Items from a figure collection

——————————

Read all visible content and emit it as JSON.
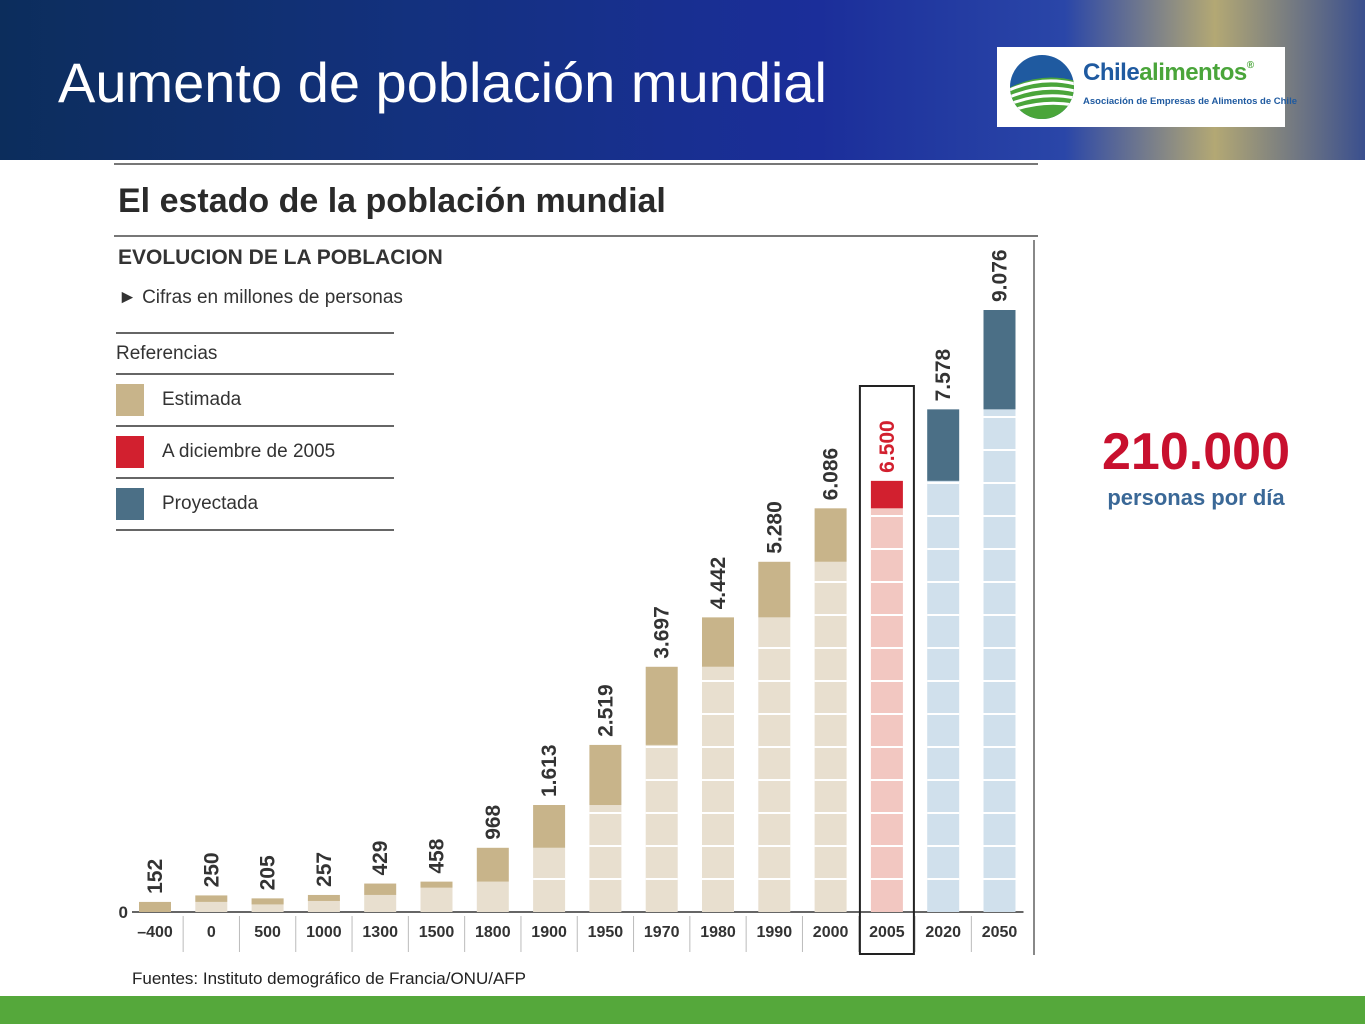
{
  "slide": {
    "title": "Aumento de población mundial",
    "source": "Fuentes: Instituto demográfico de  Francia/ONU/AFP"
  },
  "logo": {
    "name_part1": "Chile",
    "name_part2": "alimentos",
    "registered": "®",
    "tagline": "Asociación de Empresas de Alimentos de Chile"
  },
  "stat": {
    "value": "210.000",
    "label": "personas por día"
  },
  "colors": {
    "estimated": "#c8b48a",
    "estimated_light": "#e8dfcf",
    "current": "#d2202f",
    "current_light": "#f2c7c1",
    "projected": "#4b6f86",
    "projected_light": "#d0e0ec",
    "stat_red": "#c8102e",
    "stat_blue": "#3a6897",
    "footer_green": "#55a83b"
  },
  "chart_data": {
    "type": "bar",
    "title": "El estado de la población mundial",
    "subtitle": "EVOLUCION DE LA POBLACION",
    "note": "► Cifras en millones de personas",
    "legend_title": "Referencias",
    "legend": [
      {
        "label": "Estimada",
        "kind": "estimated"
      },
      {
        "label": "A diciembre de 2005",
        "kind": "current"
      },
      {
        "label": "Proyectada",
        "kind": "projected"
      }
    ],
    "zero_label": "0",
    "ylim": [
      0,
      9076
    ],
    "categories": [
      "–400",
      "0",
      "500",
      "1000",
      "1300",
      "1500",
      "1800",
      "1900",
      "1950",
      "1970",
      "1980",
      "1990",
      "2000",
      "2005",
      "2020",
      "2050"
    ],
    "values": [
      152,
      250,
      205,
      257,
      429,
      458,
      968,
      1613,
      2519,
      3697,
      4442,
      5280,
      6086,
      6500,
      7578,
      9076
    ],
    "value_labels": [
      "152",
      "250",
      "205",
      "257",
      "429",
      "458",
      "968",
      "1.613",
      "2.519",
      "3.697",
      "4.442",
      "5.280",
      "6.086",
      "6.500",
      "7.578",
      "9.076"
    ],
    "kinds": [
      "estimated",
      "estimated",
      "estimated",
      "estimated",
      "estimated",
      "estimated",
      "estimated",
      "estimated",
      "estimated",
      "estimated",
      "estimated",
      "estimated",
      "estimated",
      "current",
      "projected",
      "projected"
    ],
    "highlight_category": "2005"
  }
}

——————————

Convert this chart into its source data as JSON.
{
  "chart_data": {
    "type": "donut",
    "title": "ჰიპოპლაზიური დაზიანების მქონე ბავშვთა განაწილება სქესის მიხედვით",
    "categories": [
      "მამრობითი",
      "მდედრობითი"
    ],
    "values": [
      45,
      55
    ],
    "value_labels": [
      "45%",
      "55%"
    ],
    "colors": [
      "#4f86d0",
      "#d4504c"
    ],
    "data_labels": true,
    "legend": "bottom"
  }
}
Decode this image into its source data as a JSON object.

——————————

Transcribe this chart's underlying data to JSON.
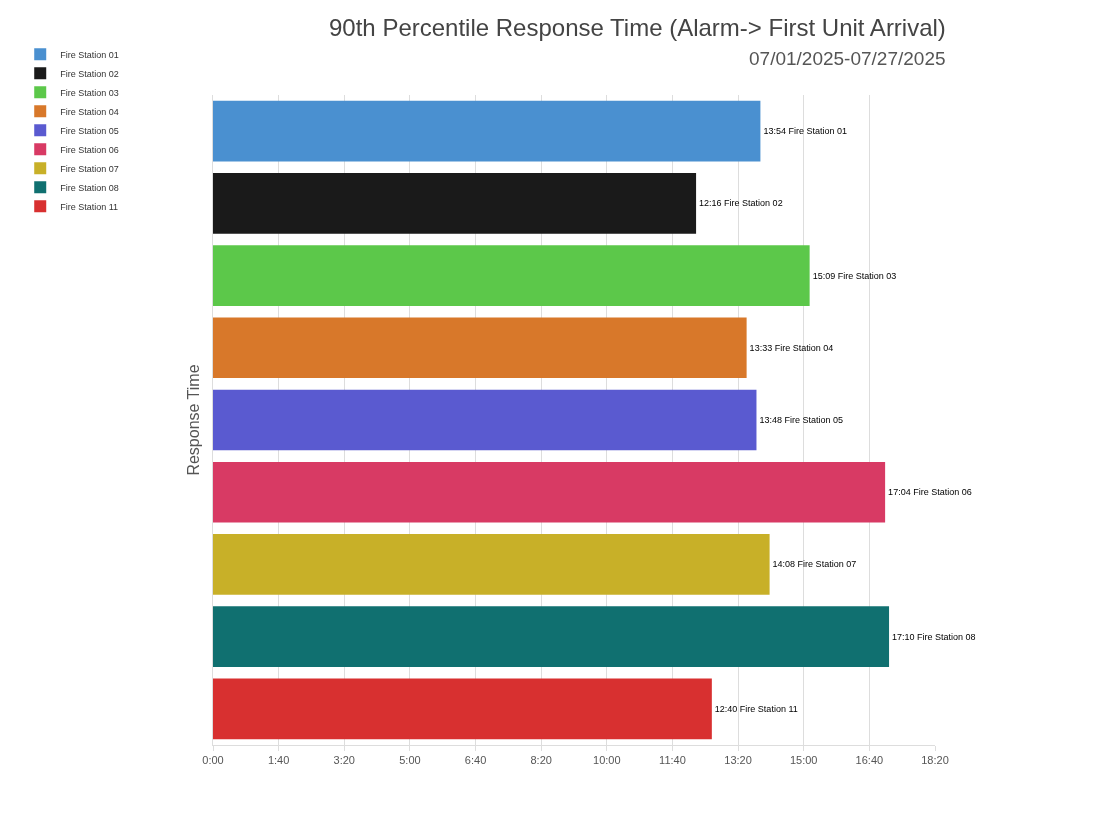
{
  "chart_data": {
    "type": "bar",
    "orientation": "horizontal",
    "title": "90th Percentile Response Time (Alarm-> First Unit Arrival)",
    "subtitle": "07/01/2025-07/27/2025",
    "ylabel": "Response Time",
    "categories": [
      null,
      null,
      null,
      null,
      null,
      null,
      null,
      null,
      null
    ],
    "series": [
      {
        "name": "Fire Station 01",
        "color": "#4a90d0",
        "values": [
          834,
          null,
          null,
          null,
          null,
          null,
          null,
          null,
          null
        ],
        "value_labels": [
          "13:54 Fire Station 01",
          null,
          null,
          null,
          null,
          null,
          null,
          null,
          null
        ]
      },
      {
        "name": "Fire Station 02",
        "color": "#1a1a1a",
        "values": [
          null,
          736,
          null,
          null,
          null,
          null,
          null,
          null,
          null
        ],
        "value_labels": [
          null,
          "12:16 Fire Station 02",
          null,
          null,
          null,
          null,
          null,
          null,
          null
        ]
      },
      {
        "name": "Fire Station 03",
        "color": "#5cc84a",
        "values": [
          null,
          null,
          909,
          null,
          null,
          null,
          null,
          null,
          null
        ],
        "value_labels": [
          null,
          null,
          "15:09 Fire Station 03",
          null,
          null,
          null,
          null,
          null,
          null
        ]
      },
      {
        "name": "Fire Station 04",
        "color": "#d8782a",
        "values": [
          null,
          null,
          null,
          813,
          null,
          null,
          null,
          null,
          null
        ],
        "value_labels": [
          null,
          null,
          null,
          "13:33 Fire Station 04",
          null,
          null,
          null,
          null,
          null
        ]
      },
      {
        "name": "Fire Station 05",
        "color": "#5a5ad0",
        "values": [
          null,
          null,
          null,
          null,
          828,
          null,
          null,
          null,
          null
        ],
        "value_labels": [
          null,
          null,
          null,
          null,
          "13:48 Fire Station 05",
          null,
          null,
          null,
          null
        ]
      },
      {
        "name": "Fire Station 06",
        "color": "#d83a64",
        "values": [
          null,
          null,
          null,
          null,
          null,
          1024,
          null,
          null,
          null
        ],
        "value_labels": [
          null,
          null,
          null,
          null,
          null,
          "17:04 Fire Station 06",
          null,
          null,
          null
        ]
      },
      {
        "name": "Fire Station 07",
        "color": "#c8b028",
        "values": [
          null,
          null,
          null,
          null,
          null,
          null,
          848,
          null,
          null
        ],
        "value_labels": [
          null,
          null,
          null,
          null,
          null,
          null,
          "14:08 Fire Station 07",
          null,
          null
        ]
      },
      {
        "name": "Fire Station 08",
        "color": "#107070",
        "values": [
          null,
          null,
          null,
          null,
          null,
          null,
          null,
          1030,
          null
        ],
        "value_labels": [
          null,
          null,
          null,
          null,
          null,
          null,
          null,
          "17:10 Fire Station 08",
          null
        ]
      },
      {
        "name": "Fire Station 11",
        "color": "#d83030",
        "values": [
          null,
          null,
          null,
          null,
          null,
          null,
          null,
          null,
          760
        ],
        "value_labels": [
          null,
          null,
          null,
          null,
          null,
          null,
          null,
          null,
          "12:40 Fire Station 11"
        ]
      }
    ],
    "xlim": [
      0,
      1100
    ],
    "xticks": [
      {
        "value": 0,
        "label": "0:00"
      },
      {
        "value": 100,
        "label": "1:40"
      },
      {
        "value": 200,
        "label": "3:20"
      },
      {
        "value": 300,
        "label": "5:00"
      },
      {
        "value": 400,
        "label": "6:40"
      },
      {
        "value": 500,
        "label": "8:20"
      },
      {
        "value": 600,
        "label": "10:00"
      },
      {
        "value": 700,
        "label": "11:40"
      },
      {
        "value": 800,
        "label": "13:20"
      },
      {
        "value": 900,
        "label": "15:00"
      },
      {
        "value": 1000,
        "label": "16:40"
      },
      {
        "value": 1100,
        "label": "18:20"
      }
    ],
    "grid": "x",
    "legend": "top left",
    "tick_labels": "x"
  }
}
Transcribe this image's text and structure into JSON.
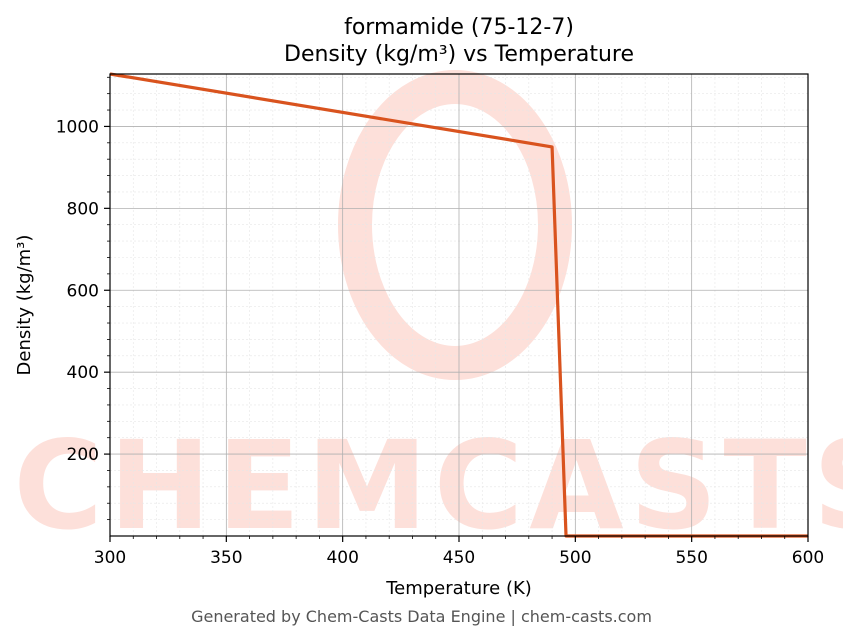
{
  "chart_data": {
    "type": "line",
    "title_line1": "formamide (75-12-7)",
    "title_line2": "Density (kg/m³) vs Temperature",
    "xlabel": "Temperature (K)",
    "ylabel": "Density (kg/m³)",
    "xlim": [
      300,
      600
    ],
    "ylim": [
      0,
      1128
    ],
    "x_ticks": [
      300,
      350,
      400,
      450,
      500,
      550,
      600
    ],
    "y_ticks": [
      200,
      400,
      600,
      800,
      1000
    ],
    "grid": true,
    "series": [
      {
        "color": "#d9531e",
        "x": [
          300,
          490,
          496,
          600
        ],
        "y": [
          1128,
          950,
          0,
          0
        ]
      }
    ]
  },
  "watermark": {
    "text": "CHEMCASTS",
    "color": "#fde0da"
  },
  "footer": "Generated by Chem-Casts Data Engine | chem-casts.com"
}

——————————

INSTRUCTIONS TO FOLLOW
Of all the entries above, repeat only the lines from the line that has "Convert this chart" to the line that has "Decode this image", both lines included, exactly.

TASK RESPONSE
Convert this chart into its source data as JSON.
{
  "chart_data": {
    "type": "donut",
    "title": "ჰიპოპლაზიური დაზიანების მქონე ბავშვთა განაწილება სქესის მიხედვით",
    "categories": [
      "მამრობითი",
      "მდედრობითი"
    ],
    "values": [
      45,
      55
    ],
    "value_labels": [
      "45%",
      "55%"
    ],
    "colors": [
      "#4f86d0",
      "#d4504c"
    ],
    "data_labels": true,
    "legend": "bottom"
  }
}
Decode this image into its source data as a JSON object.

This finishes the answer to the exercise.